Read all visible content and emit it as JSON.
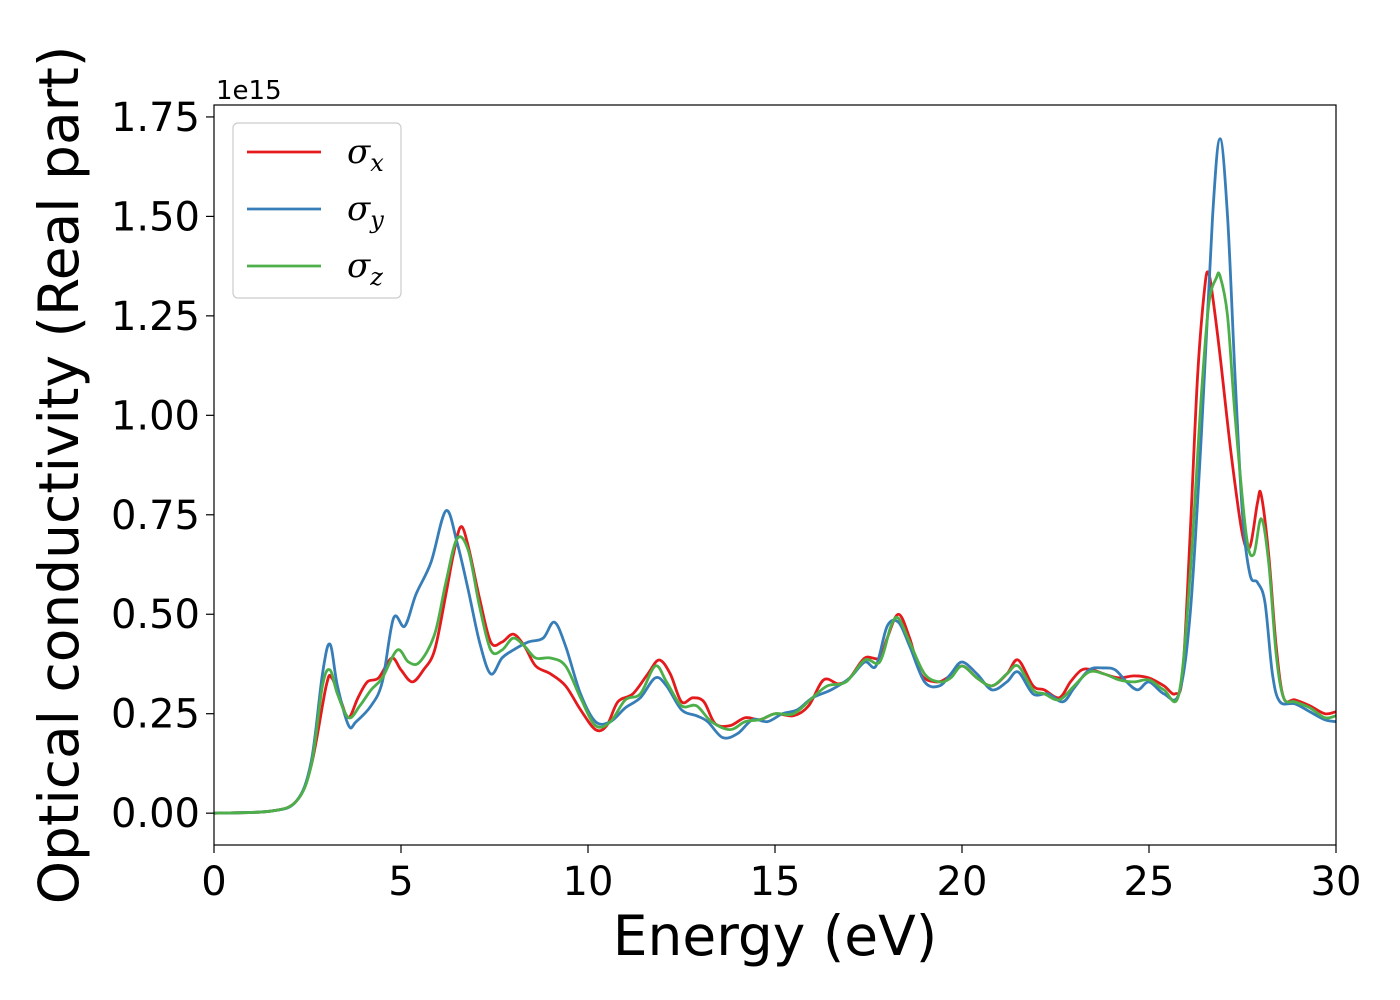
{
  "chart_data": {
    "type": "line",
    "title": "",
    "xlabel": "Energy (eV)",
    "ylabel": "Optical conductivity (Real part)",
    "y_offset_label": "1e15",
    "xlim": [
      0,
      30
    ],
    "ylim": [
      -0.08,
      1.78
    ],
    "x_ticks": [
      0,
      5,
      10,
      15,
      20,
      25,
      30
    ],
    "x_tick_labels": [
      "0",
      "5",
      "10",
      "15",
      "20",
      "25",
      "30"
    ],
    "y_ticks": [
      0.0,
      0.25,
      0.5,
      0.75,
      1.0,
      1.25,
      1.5,
      1.75
    ],
    "y_tick_labels": [
      "0.00",
      "0.25",
      "0.50",
      "0.75",
      "1.00",
      "1.25",
      "1.50",
      "1.75"
    ],
    "grid": false,
    "legend_position": "top-left",
    "series": [
      {
        "name_symbol": "σ",
        "name_sub": "x",
        "color": "#e41a1c",
        "points": [
          [
            0,
            0
          ],
          [
            1.5,
            0.005
          ],
          [
            2.2,
            0.03
          ],
          [
            2.6,
            0.12
          ],
          [
            3.0,
            0.32
          ],
          [
            3.15,
            0.34
          ],
          [
            3.4,
            0.28
          ],
          [
            3.6,
            0.24
          ],
          [
            3.85,
            0.29
          ],
          [
            4.1,
            0.33
          ],
          [
            4.4,
            0.34
          ],
          [
            4.75,
            0.39
          ],
          [
            5.0,
            0.36
          ],
          [
            5.3,
            0.33
          ],
          [
            5.6,
            0.36
          ],
          [
            5.9,
            0.41
          ],
          [
            6.2,
            0.55
          ],
          [
            6.4,
            0.65
          ],
          [
            6.6,
            0.72
          ],
          [
            6.8,
            0.67
          ],
          [
            7.1,
            0.54
          ],
          [
            7.4,
            0.43
          ],
          [
            7.7,
            0.43
          ],
          [
            8.0,
            0.45
          ],
          [
            8.3,
            0.42
          ],
          [
            8.6,
            0.37
          ],
          [
            9.0,
            0.35
          ],
          [
            9.4,
            0.32
          ],
          [
            9.8,
            0.26
          ],
          [
            10.2,
            0.21
          ],
          [
            10.5,
            0.22
          ],
          [
            10.8,
            0.28
          ],
          [
            11.2,
            0.3
          ],
          [
            11.6,
            0.35
          ],
          [
            11.9,
            0.385
          ],
          [
            12.2,
            0.35
          ],
          [
            12.5,
            0.28
          ],
          [
            12.8,
            0.29
          ],
          [
            13.1,
            0.28
          ],
          [
            13.4,
            0.225
          ],
          [
            13.8,
            0.22
          ],
          [
            14.2,
            0.24
          ],
          [
            14.6,
            0.235
          ],
          [
            15.0,
            0.25
          ],
          [
            15.5,
            0.245
          ],
          [
            15.9,
            0.27
          ],
          [
            16.3,
            0.335
          ],
          [
            16.7,
            0.325
          ],
          [
            17.0,
            0.34
          ],
          [
            17.4,
            0.39
          ],
          [
            17.8,
            0.39
          ],
          [
            18.0,
            0.44
          ],
          [
            18.3,
            0.5
          ],
          [
            18.6,
            0.44
          ],
          [
            18.9,
            0.35
          ],
          [
            19.3,
            0.33
          ],
          [
            19.6,
            0.34
          ],
          [
            20.0,
            0.37
          ],
          [
            20.4,
            0.34
          ],
          [
            20.8,
            0.32
          ],
          [
            21.2,
            0.35
          ],
          [
            21.5,
            0.385
          ],
          [
            21.9,
            0.32
          ],
          [
            22.2,
            0.31
          ],
          [
            22.6,
            0.29
          ],
          [
            22.9,
            0.33
          ],
          [
            23.2,
            0.36
          ],
          [
            23.5,
            0.36
          ],
          [
            23.8,
            0.35
          ],
          [
            24.2,
            0.34
          ],
          [
            24.6,
            0.345
          ],
          [
            25.0,
            0.34
          ],
          [
            25.4,
            0.32
          ],
          [
            25.7,
            0.3
          ],
          [
            25.9,
            0.35
          ],
          [
            26.1,
            0.7
          ],
          [
            26.3,
            1.1
          ],
          [
            26.5,
            1.33
          ],
          [
            26.6,
            1.355
          ],
          [
            26.7,
            1.3
          ],
          [
            26.9,
            1.15
          ],
          [
            27.2,
            0.9
          ],
          [
            27.5,
            0.7
          ],
          [
            27.7,
            0.67
          ],
          [
            27.9,
            0.78
          ],
          [
            28.0,
            0.8
          ],
          [
            28.2,
            0.65
          ],
          [
            28.4,
            0.42
          ],
          [
            28.6,
            0.29
          ],
          [
            28.9,
            0.285
          ],
          [
            29.3,
            0.27
          ],
          [
            29.7,
            0.25
          ],
          [
            30.0,
            0.255
          ]
        ]
      },
      {
        "name_symbol": "σ",
        "name_sub": "y",
        "color": "#377eb8",
        "points": [
          [
            0,
            0
          ],
          [
            1.5,
            0.005
          ],
          [
            2.2,
            0.03
          ],
          [
            2.6,
            0.13
          ],
          [
            2.9,
            0.35
          ],
          [
            3.1,
            0.425
          ],
          [
            3.3,
            0.32
          ],
          [
            3.6,
            0.22
          ],
          [
            3.8,
            0.23
          ],
          [
            4.2,
            0.27
          ],
          [
            4.5,
            0.33
          ],
          [
            4.8,
            0.49
          ],
          [
            5.1,
            0.47
          ],
          [
            5.4,
            0.55
          ],
          [
            5.8,
            0.63
          ],
          [
            6.2,
            0.76
          ],
          [
            6.5,
            0.68
          ],
          [
            6.8,
            0.56
          ],
          [
            7.1,
            0.43
          ],
          [
            7.4,
            0.35
          ],
          [
            7.7,
            0.39
          ],
          [
            8.0,
            0.41
          ],
          [
            8.4,
            0.43
          ],
          [
            8.8,
            0.44
          ],
          [
            9.1,
            0.48
          ],
          [
            9.4,
            0.42
          ],
          [
            9.8,
            0.3
          ],
          [
            10.2,
            0.23
          ],
          [
            10.6,
            0.23
          ],
          [
            11.0,
            0.265
          ],
          [
            11.4,
            0.29
          ],
          [
            11.8,
            0.34
          ],
          [
            12.1,
            0.32
          ],
          [
            12.5,
            0.26
          ],
          [
            12.9,
            0.245
          ],
          [
            13.2,
            0.23
          ],
          [
            13.6,
            0.19
          ],
          [
            14.0,
            0.2
          ],
          [
            14.4,
            0.235
          ],
          [
            14.8,
            0.23
          ],
          [
            15.2,
            0.25
          ],
          [
            15.6,
            0.26
          ],
          [
            16.0,
            0.29
          ],
          [
            16.5,
            0.31
          ],
          [
            17.0,
            0.34
          ],
          [
            17.4,
            0.38
          ],
          [
            17.7,
            0.37
          ],
          [
            18.0,
            0.47
          ],
          [
            18.3,
            0.48
          ],
          [
            18.6,
            0.42
          ],
          [
            19.0,
            0.33
          ],
          [
            19.4,
            0.32
          ],
          [
            19.7,
            0.35
          ],
          [
            20.0,
            0.38
          ],
          [
            20.4,
            0.35
          ],
          [
            20.8,
            0.31
          ],
          [
            21.2,
            0.33
          ],
          [
            21.5,
            0.355
          ],
          [
            21.9,
            0.3
          ],
          [
            22.3,
            0.3
          ],
          [
            22.7,
            0.28
          ],
          [
            23.0,
            0.315
          ],
          [
            23.4,
            0.36
          ],
          [
            23.8,
            0.365
          ],
          [
            24.1,
            0.36
          ],
          [
            24.4,
            0.33
          ],
          [
            24.7,
            0.31
          ],
          [
            25.0,
            0.33
          ],
          [
            25.4,
            0.3
          ],
          [
            25.8,
            0.3
          ],
          [
            26.1,
            0.5
          ],
          [
            26.4,
            0.95
          ],
          [
            26.7,
            1.5
          ],
          [
            26.9,
            1.695
          ],
          [
            27.1,
            1.5
          ],
          [
            27.3,
            1.1
          ],
          [
            27.5,
            0.75
          ],
          [
            27.7,
            0.6
          ],
          [
            27.9,
            0.58
          ],
          [
            28.1,
            0.53
          ],
          [
            28.3,
            0.35
          ],
          [
            28.5,
            0.28
          ],
          [
            28.9,
            0.275
          ],
          [
            29.3,
            0.255
          ],
          [
            29.7,
            0.235
          ],
          [
            30.0,
            0.23
          ]
        ]
      },
      {
        "name_symbol": "σ",
        "name_sub": "z",
        "color": "#4daf4a",
        "points": [
          [
            0,
            0
          ],
          [
            1.5,
            0.005
          ],
          [
            2.2,
            0.03
          ],
          [
            2.6,
            0.12
          ],
          [
            2.9,
            0.32
          ],
          [
            3.1,
            0.36
          ],
          [
            3.3,
            0.3
          ],
          [
            3.6,
            0.24
          ],
          [
            3.9,
            0.27
          ],
          [
            4.2,
            0.31
          ],
          [
            4.5,
            0.34
          ],
          [
            4.9,
            0.41
          ],
          [
            5.2,
            0.38
          ],
          [
            5.5,
            0.38
          ],
          [
            5.9,
            0.45
          ],
          [
            6.2,
            0.58
          ],
          [
            6.5,
            0.69
          ],
          [
            6.8,
            0.66
          ],
          [
            7.1,
            0.52
          ],
          [
            7.4,
            0.41
          ],
          [
            7.7,
            0.41
          ],
          [
            8.0,
            0.44
          ],
          [
            8.3,
            0.42
          ],
          [
            8.6,
            0.39
          ],
          [
            9.0,
            0.39
          ],
          [
            9.4,
            0.37
          ],
          [
            9.8,
            0.29
          ],
          [
            10.2,
            0.22
          ],
          [
            10.6,
            0.23
          ],
          [
            11.0,
            0.285
          ],
          [
            11.4,
            0.3
          ],
          [
            11.8,
            0.37
          ],
          [
            12.1,
            0.33
          ],
          [
            12.5,
            0.27
          ],
          [
            12.9,
            0.27
          ],
          [
            13.3,
            0.23
          ],
          [
            13.8,
            0.21
          ],
          [
            14.2,
            0.23
          ],
          [
            14.6,
            0.235
          ],
          [
            15.0,
            0.25
          ],
          [
            15.5,
            0.25
          ],
          [
            16.0,
            0.29
          ],
          [
            16.4,
            0.32
          ],
          [
            16.9,
            0.33
          ],
          [
            17.4,
            0.385
          ],
          [
            17.8,
            0.38
          ],
          [
            18.1,
            0.47
          ],
          [
            18.3,
            0.49
          ],
          [
            18.6,
            0.43
          ],
          [
            19.0,
            0.35
          ],
          [
            19.4,
            0.33
          ],
          [
            19.7,
            0.34
          ],
          [
            20.0,
            0.37
          ],
          [
            20.4,
            0.34
          ],
          [
            20.8,
            0.32
          ],
          [
            21.2,
            0.35
          ],
          [
            21.5,
            0.37
          ],
          [
            21.9,
            0.31
          ],
          [
            22.2,
            0.3
          ],
          [
            22.6,
            0.285
          ],
          [
            23.0,
            0.32
          ],
          [
            23.4,
            0.355
          ],
          [
            23.8,
            0.35
          ],
          [
            24.2,
            0.335
          ],
          [
            24.6,
            0.33
          ],
          [
            25.0,
            0.335
          ],
          [
            25.4,
            0.31
          ],
          [
            25.8,
            0.3
          ],
          [
            26.1,
            0.6
          ],
          [
            26.4,
            1.05
          ],
          [
            26.6,
            1.28
          ],
          [
            26.8,
            1.345
          ],
          [
            26.9,
            1.35
          ],
          [
            27.1,
            1.25
          ],
          [
            27.3,
            1.0
          ],
          [
            27.6,
            0.7
          ],
          [
            27.8,
            0.65
          ],
          [
            28.0,
            0.74
          ],
          [
            28.2,
            0.63
          ],
          [
            28.4,
            0.4
          ],
          [
            28.6,
            0.29
          ],
          [
            28.9,
            0.28
          ],
          [
            29.3,
            0.265
          ],
          [
            29.7,
            0.24
          ],
          [
            30.0,
            0.245
          ]
        ]
      }
    ]
  }
}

##########

**STATED EXERCISE:** Pick out all lines from the data above in which the word "color" appears.

**EXERCISE RESULT:**
        "color": "#e41a1c",
        "color": "#377eb8",
        "color": "#4daf4a",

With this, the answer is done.